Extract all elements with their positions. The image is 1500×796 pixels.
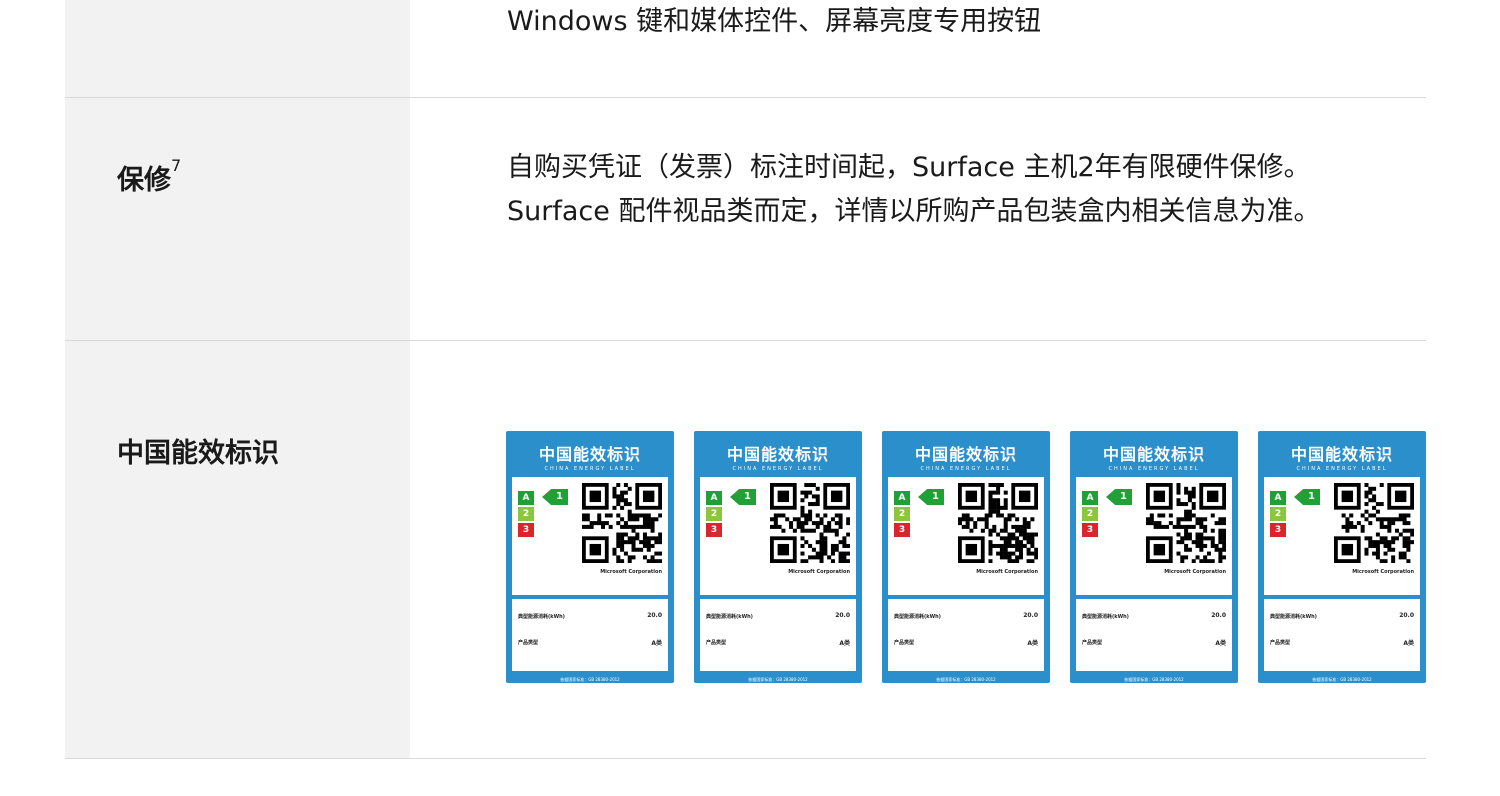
energy-label-footer: 依据国家标准：GB 28380-2012 <box>560 677 620 682</box>
spec-value-warranty: 自购买凭证（发票）标注时间起，Surface 主机2年有限硬件保修。Surfac… <box>507 152 1321 227</box>
spec-row-warranty: 保修7 自购买凭证（发票）标注时间起，Surface 主机2年有限硬件保修。Su… <box>65 98 1426 341</box>
energy-label-company: Microsoft Corporation <box>600 569 662 575</box>
energy-consumption-value: 20.0 <box>647 612 662 619</box>
energy-label-info-panel: 典型能源消耗(kWh) 20.0 产品类型 A类 <box>888 599 1044 671</box>
qr-code-icon <box>1334 483 1415 564</box>
energy-label-info-panel: 典型能源消耗(kWh) 20.0 产品类型 A类 <box>512 599 668 671</box>
energy-labels-group: 中国能效标识 CHINA ENERGY LABEL A 2 3 1 Micros… <box>506 431 1426 683</box>
energy-label-title: 中国能效标识 <box>1102 445 1205 464</box>
grade-3-bar: 3 <box>518 523 534 537</box>
energy-label-subtitle: CHINA ENERGY LABEL <box>920 466 1012 472</box>
spec-label-energy: 中国能效标识 <box>65 341 410 758</box>
product-class-value: A类 <box>839 640 850 647</box>
energy-label-card: 中国能效标识 CHINA ENERGY LABEL A 2 3 1 Micros… <box>694 431 862 683</box>
grade-2-bar: 2 <box>706 507 722 521</box>
spec-label-warranty: 保修7 <box>65 98 410 340</box>
energy-label-title: 中国能效标识 <box>914 445 1017 464</box>
energy-label-subtitle: CHINA ENERGY LABEL <box>732 466 824 472</box>
grade-1-bar: A <box>1270 491 1286 505</box>
energy-label-grade-panel: A 2 3 1 Microsoft Corporation <box>888 477 1044 595</box>
spec-label-empty <box>65 0 410 97</box>
energy-label-company: Microsoft Corporation <box>788 569 850 575</box>
energy-consumption-label: 典型能源消耗(kWh) <box>1270 614 1317 620</box>
energy-label-grade-panel: A 2 3 1 Microsoft Corporation <box>1076 477 1232 595</box>
energy-consumption-label: 典型能源消耗(kWh) <box>894 614 941 620</box>
energy-label-subtitle: CHINA ENERGY LABEL <box>544 466 636 472</box>
warranty-label-text: 保修 <box>117 165 171 196</box>
energy-consumption-value: 20.0 <box>1399 612 1414 619</box>
grade-2-bar: 2 <box>1270 507 1286 521</box>
grade-1-bar: A <box>518 491 534 505</box>
grade-arrow-icon: 1 <box>1294 489 1320 505</box>
energy-label-card: 中国能效标识 CHINA ENERGY LABEL A 2 3 1 Micros… <box>506 431 674 683</box>
energy-label-info-panel: 典型能源消耗(kWh) 20.0 产品类型 A类 <box>1264 599 1420 671</box>
energy-label-title: 中国能效标识 <box>538 445 641 464</box>
energy-consumption-label: 典型能源消耗(kWh) <box>1082 614 1129 620</box>
energy-consumption-value: 20.0 <box>835 612 850 619</box>
energy-label-footer: 依据国家标准：GB 28380-2012 <box>1312 677 1372 682</box>
grade-3-bar: 3 <box>706 523 722 537</box>
energy-label-company: Microsoft Corporation <box>1164 569 1226 575</box>
qr-code-icon <box>1146 483 1227 564</box>
grade-2-bar: 2 <box>1082 507 1098 521</box>
energy-label-company: Microsoft Corporation <box>976 569 1038 575</box>
energy-label-card: 中国能效标识 CHINA ENERGY LABEL A 2 3 1 Micros… <box>1258 431 1426 683</box>
product-class-label: 产品类型 <box>894 640 915 646</box>
energy-label-subtitle: CHINA ENERGY LABEL <box>1296 466 1388 472</box>
spec-table: Windows 键和媒体控件、屏幕亮度专用按钮 保修7 自购买凭证（发票）标注时… <box>65 0 1426 759</box>
energy-label-grade-panel: A 2 3 1 Microsoft Corporation <box>700 477 856 595</box>
energy-consumption-label: 典型能源消耗(kWh) <box>518 614 565 620</box>
energy-label-card: 中国能效标识 CHINA ENERGY LABEL A 2 3 1 Micros… <box>882 431 1050 683</box>
grade-arrow-icon: 1 <box>730 489 756 505</box>
grade-3-bar: 3 <box>1270 523 1286 537</box>
energy-label-footer: 依据国家标准：GB 28380-2012 <box>748 677 808 682</box>
qr-code-icon <box>958 483 1039 564</box>
energy-consumption-value: 20.0 <box>1211 612 1226 619</box>
product-class-value: A类 <box>651 640 662 647</box>
energy-label-footer: 依据国家标准：GB 28380-2012 <box>936 677 996 682</box>
product-class-label: 产品类型 <box>706 640 727 646</box>
grade-arrow-icon: 1 <box>542 489 568 505</box>
energy-label-company: Microsoft Corporation <box>1352 569 1414 575</box>
product-class-value: A类 <box>1027 640 1038 647</box>
energy-label-grade-panel: A 2 3 1 Microsoft Corporation <box>1264 477 1420 595</box>
energy-consumption-label: 典型能源消耗(kWh) <box>706 614 753 620</box>
product-class-label: 产品类型 <box>1082 640 1103 646</box>
footnote-7-link[interactable]: 7 <box>171 156 181 175</box>
qr-code-icon <box>582 483 663 564</box>
spec-row-buttons: Windows 键和媒体控件、屏幕亮度专用按钮 <box>65 0 1426 98</box>
energy-label-title: 中国能效标识 <box>726 445 829 464</box>
energy-label-card: 中国能效标识 CHINA ENERGY LABEL A 2 3 1 Micros… <box>1070 431 1238 683</box>
grade-3-bar: 3 <box>1082 523 1098 537</box>
grade-arrow-icon: 1 <box>918 489 944 505</box>
energy-label-footer: 依据国家标准：GB 28380-2012 <box>1124 677 1184 682</box>
grade-arrow-icon: 1 <box>1106 489 1132 505</box>
grade-2-bar: 2 <box>894 507 910 521</box>
grade-3-bar: 3 <box>894 523 910 537</box>
qr-code-icon <box>770 483 851 564</box>
grade-1-bar: A <box>706 491 722 505</box>
energy-label-subtitle: CHINA ENERGY LABEL <box>1108 466 1200 472</box>
product-class-label: 产品类型 <box>518 640 539 646</box>
spec-row-energy-label: 中国能效标识 中国能效标识 CHINA ENERGY LABEL A 2 3 1… <box>65 341 1426 759</box>
product-class-value: A类 <box>1215 640 1226 647</box>
grade-2-bar: 2 <box>518 507 534 521</box>
spec-value-buttons: Windows 键和媒体控件、屏幕亮度专用按钮 <box>507 6 1042 37</box>
energy-consumption-value: 20.0 <box>1023 612 1038 619</box>
grade-1-bar: A <box>894 491 910 505</box>
energy-label-info-panel: 典型能源消耗(kWh) 20.0 产品类型 A类 <box>700 599 856 671</box>
energy-label-info-panel: 典型能源消耗(kWh) 20.0 产品类型 A类 <box>1076 599 1232 671</box>
product-class-value: A类 <box>1403 640 1414 647</box>
energy-label-grade-panel: A 2 3 1 Microsoft Corporation <box>512 477 668 595</box>
energy-label-title: 中国能效标识 <box>1290 445 1393 464</box>
grade-1-bar: A <box>1082 491 1098 505</box>
product-class-label: 产品类型 <box>1270 640 1291 646</box>
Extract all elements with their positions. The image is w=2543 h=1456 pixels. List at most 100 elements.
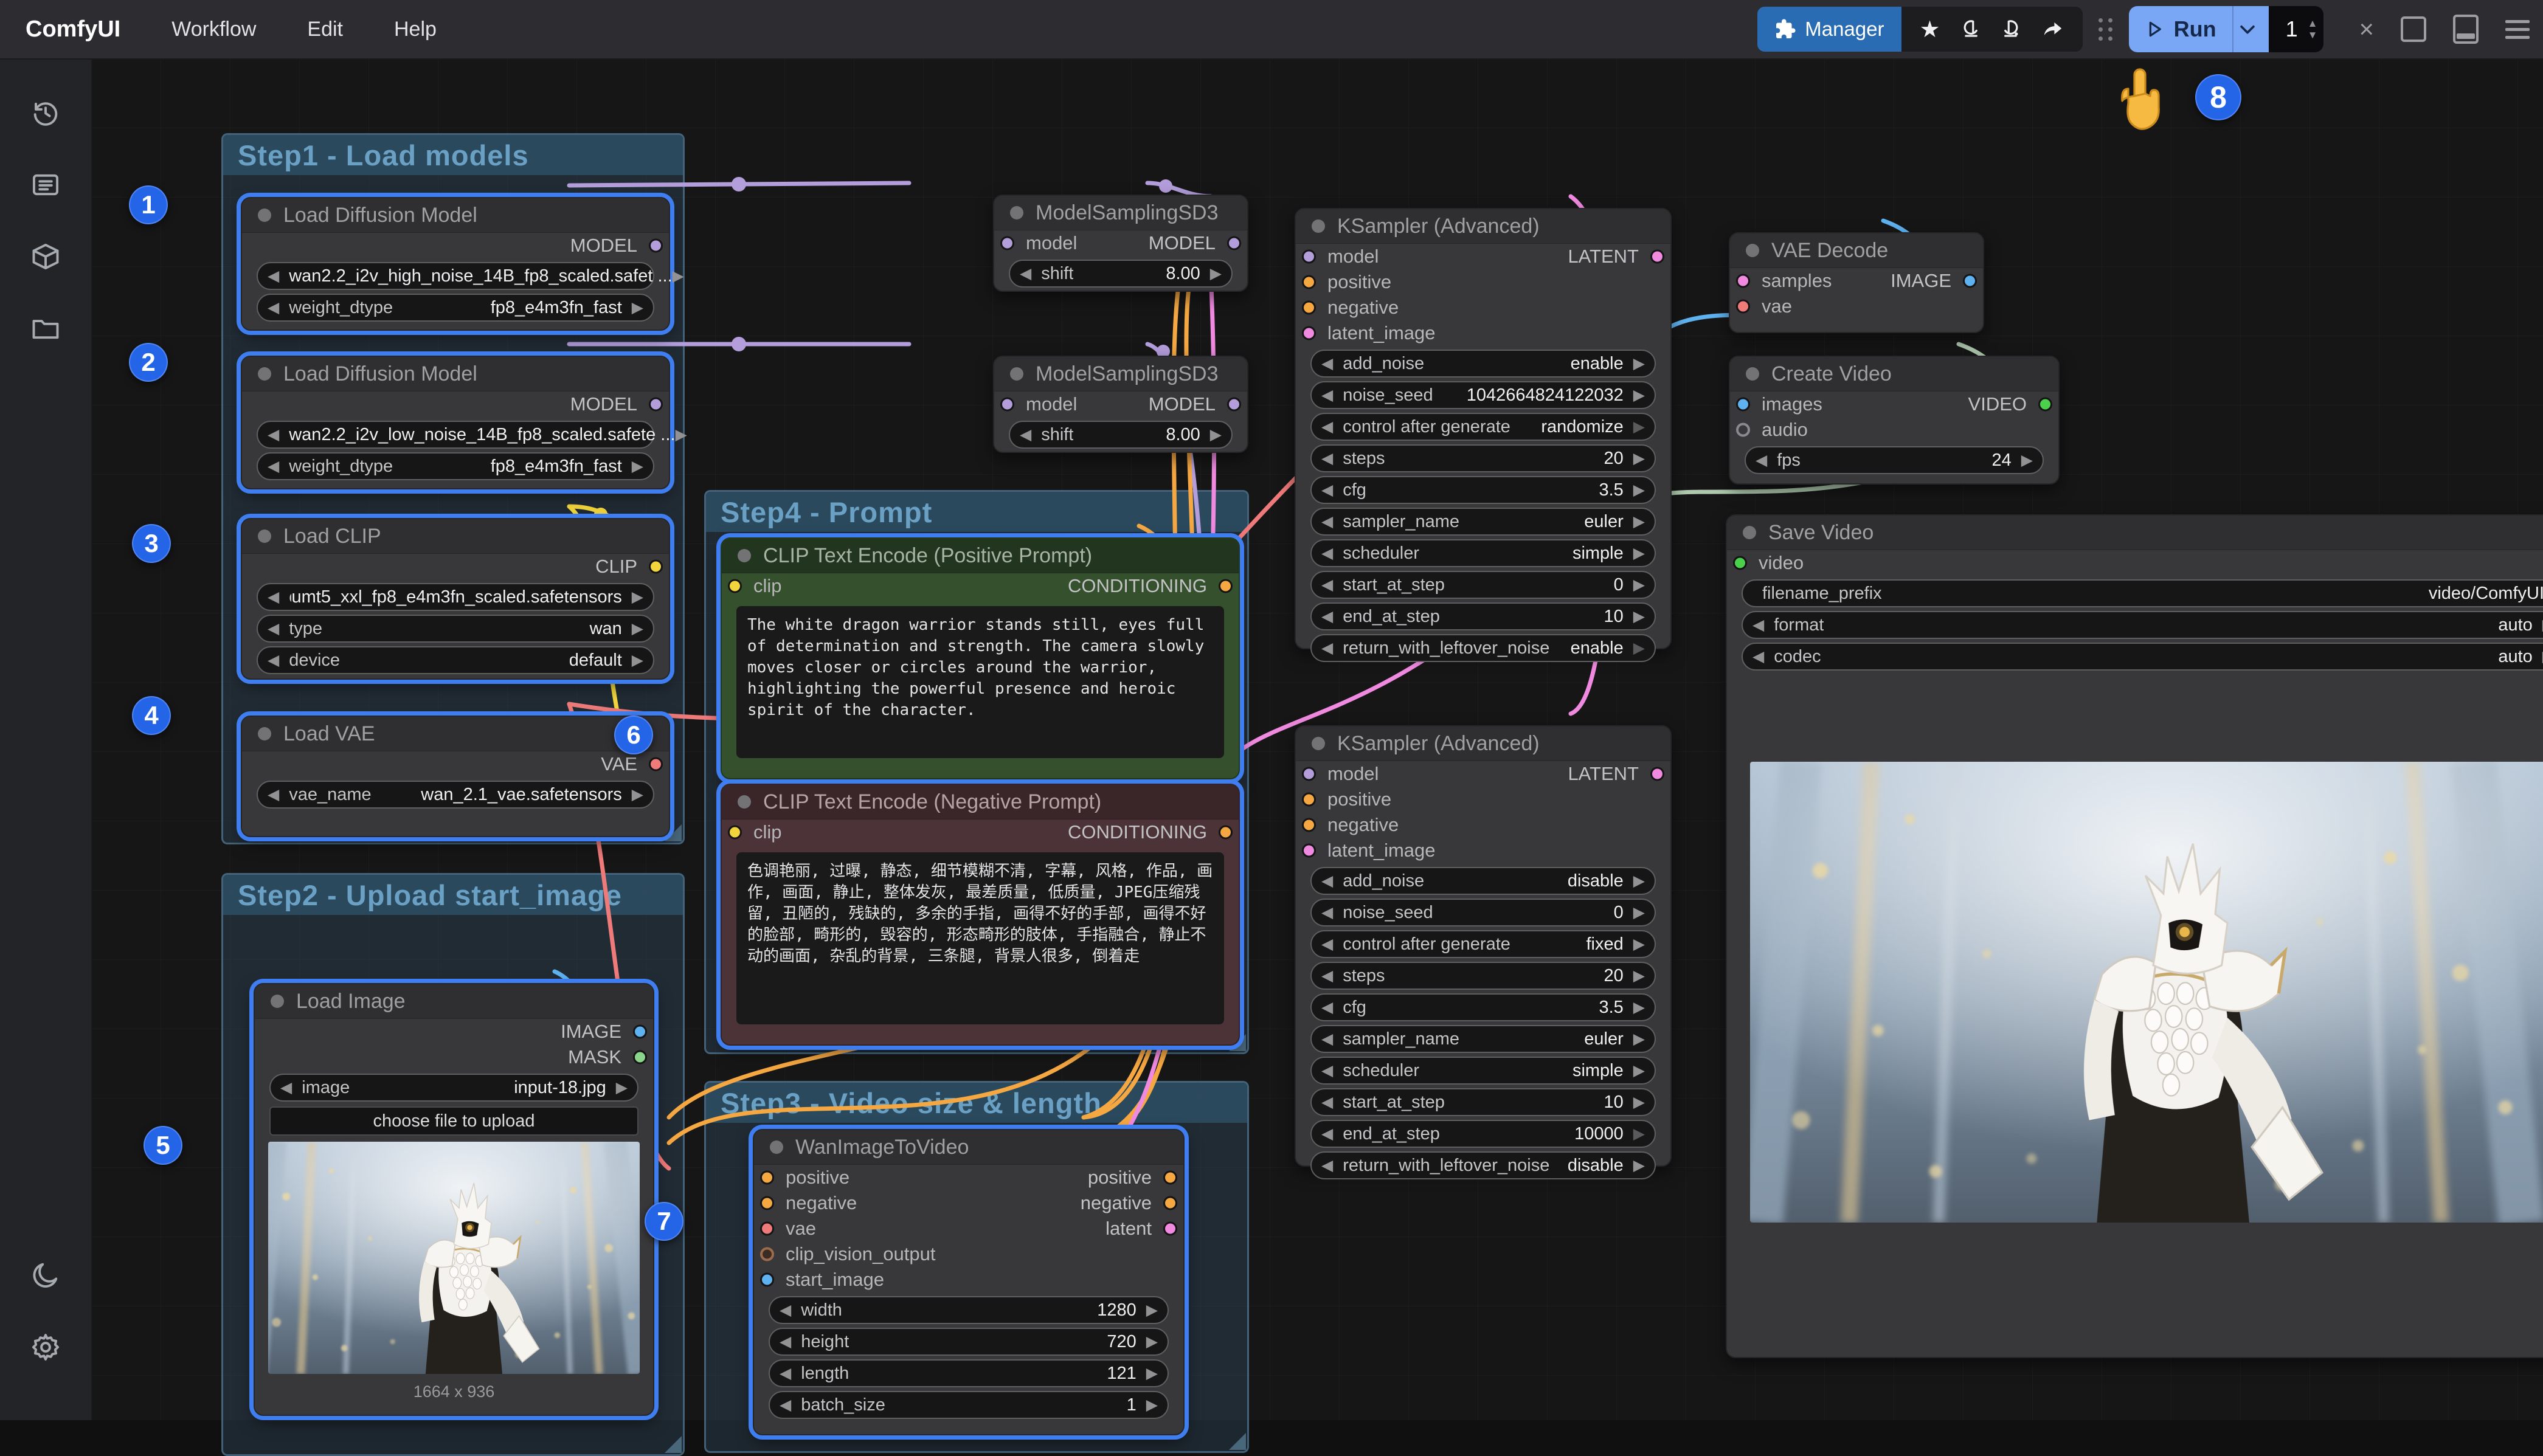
_____
◆ Exercise aim ◆
Arrange every line of the entries above as a numbered list, skipping any blank lines and leaving out the pictures.

◆ Response to this exercise ◆
1. Extract all elements with their positions. The image is 1500×796 pixels.
2. energy-label-footer: 依据国家标准：GB 28380-2012 <box>560 677 620 682</box>
3. spec-value-warranty: 自购买凭证（发票）标注时间起，Surface 主机2年有限硬件保修。Surfac… <box>507 152 1321 227</box>
4. spec-row-warranty: 保修7 自购买凭证（发票）标注时间起，Surface 主机2年有限硬件保修。Su… <box>65 98 1426 341</box>
5. energy-label-company: Microsoft Corporation <box>600 569 662 575</box>
6. energy-consumption-value: 20.0 <box>647 612 662 619</box>
7. energy-label-info-panel: 典型能源消耗(kWh) 20.0 产品类型 A类 <box>888 599 1044 671</box>
8. qr-code-icon <box>1334 483 1415 564</box>
9. energy-label-info-panel: 典型能源消耗(kWh) 20.0 产品类型 A类 <box>512 599 668 671</box>
10. energy-labels-group: 中国能效标识 CHINA ENERGY LABEL A 2 3 1 Micros… <box>506 431 1426 683</box>
11. energy-label-title: 中国能效标识 <box>1102 445 1205 464</box>
12. grade-3-bar: 3 <box>518 523 534 537</box>
13. energy-label-subtitle: CHINA ENERGY LABEL <box>920 466 1012 472</box>
14. spec-label-energy: 中国能效标识 <box>65 341 410 758</box>
15. product-class-value: A类 <box>839 640 850 647</box>
16. energy-label-card: 中国能效标识 CHINA ENERGY LABEL A 2 3 1 Micros… <box>694 431 862 683</box>
17. grade-2-bar: 2 <box>706 507 722 521</box>
18. spec-label-warranty: 保修7 <box>65 98 410 340</box>
19. energy-label-title: 中国能效标识 <box>914 445 1017 464</box>
20. energy-label-subtitle: CHINA ENERGY LABEL <box>732 466 824 472</box>
21. grade-1-bar: A <box>1270 491 1286 505</box>
22. energy-label-grade-panel: A 2 3 1 Microsoft Corporation <box>888 477 1044 595</box>
23. spec-label-empty <box>65 0 410 97</box>
24. energy-label-company: Microsoft Corporation <box>788 569 850 575</box>
25. energy-consumption-label: 典型能源消耗(kWh) <box>1270 614 1317 620</box>
26. energy-label-grade-panel: A 2 3 1 Microsoft Corporation <box>1076 477 1232 595</box>
27. energy-consumption-label: 典型能源消耗(kWh) <box>894 614 941 620</box>
28. energy-label-subtitle: CHINA ENERGY LABEL <box>544 466 636 472</box>
29. warranty-label-text: 保修 <box>117 165 171 196</box>
30. energy-consumption-value: 20.0 <box>1399 612 1414 619</box>
31. grade-2-bar: 2 <box>1270 507 1286 521</box>
32. grade-1-bar: A <box>518 491 534 505</box>
33. grade-arrow-icon: 1 <box>1294 489 1320 505</box>
34. energy-label-card: 中国能效标识 CHINA ENERGY LABEL A 2 3 1 Micros… <box>506 431 674 683</box>
35. energy-label-info-panel: 典型能源消耗(kWh) 20.0 产品类型 A类 <box>1264 599 1420 671</box>
36. energy-label-title: 中国能效标识 <box>538 445 641 464</box>
37. energy-consumption-label: 典型能源消耗(kWh) <box>1082 614 1129 620</box>
38. energy-consumption-value: 20.0 <box>835 612 850 619</box>
39. energy-label-footer: 依据国家标准：GB 28380-2012 <box>1312 677 1372 682</box>
40. grade-3-bar: 3 <box>706 523 722 537</box>
41. energy-label-company: Microsoft Corporation <box>1164 569 1226 575</box>
42. qr-code-icon <box>1146 483 1227 564</box>
43. grade-2-bar: 2 <box>1082 507 1098 521</box>
44. energy-label-company: Microsoft Corporation <box>976 569 1038 575</box>
45. energy-label-card: 中国能效标识 CHINA ENERGY LABEL A 2 3 1 Micros… <box>1258 431 1426 683</box>
46. product-class-label: 产品类型 <box>894 640 915 646</box>
47. energy-label-subtitle: CHINA ENERGY LABEL <box>1296 466 1388 472</box>
48. spec-table: Windows 键和媒体控件、屏幕亮度专用按钮 保修7 自购买凭证（发票）标注时… <box>65 0 1426 759</box>
49. energy-label-grade-panel: A 2 3 1 Microsoft Corporation <box>700 477 856 595</box>
50. energy-consumption-label: 典型能源消耗(kWh) <box>518 614 565 620</box>
51. energy-label-card: 中国能效标识 CHINA ENERGY LABEL A 2 3 1 Micros… <box>882 431 1050 683</box>
52. grade-arrow-icon: 1 <box>730 489 756 505</box>
53. grade-3-bar: 3 <box>1270 523 1286 537</box>
54. energy-label-footer: 依据国家标准：GB 28380-2012 <box>748 677 808 682</box>
55. qr-code-icon <box>958 483 1039 564</box>
56. energy-consumption-value: 20.0 <box>1211 612 1226 619</box>
57. product-class-value: A类 <box>651 640 662 647</box>
58. energy-label-footer: 依据国家标准：GB 28380-2012 <box>936 677 996 682</box>
59. product-class-label: 产品类型 <box>706 640 727 646</box>
60. grade-arrow-icon: 1 <box>542 489 568 505</box>
61. energy-label-company: Microsoft Corporation <box>1352 569 1414 575</box>
62. product-class-value: A类 <box>1027 640 1038 647</box>
63. energy-label-grade-panel: A 2 3 1 Microsoft Corporation <box>1264 477 1420 595</box>
64. energy-consumption-label: 典型能源消耗(kWh) <box>706 614 753 620</box>
65. product-class-label: 产品类型 <box>1082 640 1103 646</box>
66. footnote-7-link[interactable]: 7 <box>171 156 181 175</box>
67. qr-code-icon <box>582 483 663 564</box>
68. spec-row-buttons: Windows 键和媒体控件、屏幕亮度专用按钮 <box>65 0 1426 98</box>
69. energy-label-title: 中国能效标识 <box>726 445 829 464</box>
70. energy-label-card: 中国能效标识 CHINA ENERGY LABEL A 2 3 1 Micros… <box>1070 431 1238 683</box>
71. grade-3-bar: 3 <box>1082 523 1098 537</box>
72. grade-arrow-icon: 1 <box>918 489 944 505</box>
73. energy-label-footer: 依据国家标准：GB 28380-2012 <box>1124 677 1184 682</box>
74. grade-arrow-icon: 1 <box>1106 489 1132 505</box>
75. grade-2-bar: 2 <box>894 507 910 521</box>
76. grade-3-bar: 3 <box>894 523 910 537</box>
77. qr-code-icon <box>770 483 851 564</box>
78. grade-1-bar: A <box>706 491 722 505</box>
79. energy-label-subtitle: CHINA ENERGY LABEL <box>1108 466 1200 472</box>
80. product-class-label: 产品类型 <box>518 640 539 646</box>
81. spec-row-energy-label: 中国能效标识 中国能效标识 CHINA ENERGY LABEL A 2 3 1… <box>65 341 1426 759</box>
82. product-class-value: A类 <box>1215 640 1226 647</box>
83. grade-2-bar: 2 <box>518 507 534 521</box>
84. spec-value-buttons: Windows 键和媒体控件、屏幕亮度专用按钮 <box>507 6 1042 37</box>
85. energy-consumption-value: 20.0 <box>1023 612 1038 619</box>
86. grade-1-bar: A <box>894 491 910 505</box>
87. energy-label-info-panel: 典型能源消耗(kWh) 20.0 产品类型 A类 <box>700 599 856 671</box>
88. energy-label-info-panel: 典型能源消耗(kWh) 20.0 产品类型 A类 <box>1076 599 1232 671</box>
89. product-class-value: A类 <box>1403 640 1414 647</box>
90. energy-label-grade-panel: A 2 3 1 Microsoft Corporation <box>512 477 668 595</box>
91. energy-label-title: 中国能效标识 <box>1290 445 1393 464</box>
92. grade-1-bar: A <box>1082 491 1098 505</box>
93. product-class-label: 产品类型 <box>1270 640 1291 646</box>
94. Extract all elements with their positions. The image is w=2543 h=1456 pixels. List at most 100 elements.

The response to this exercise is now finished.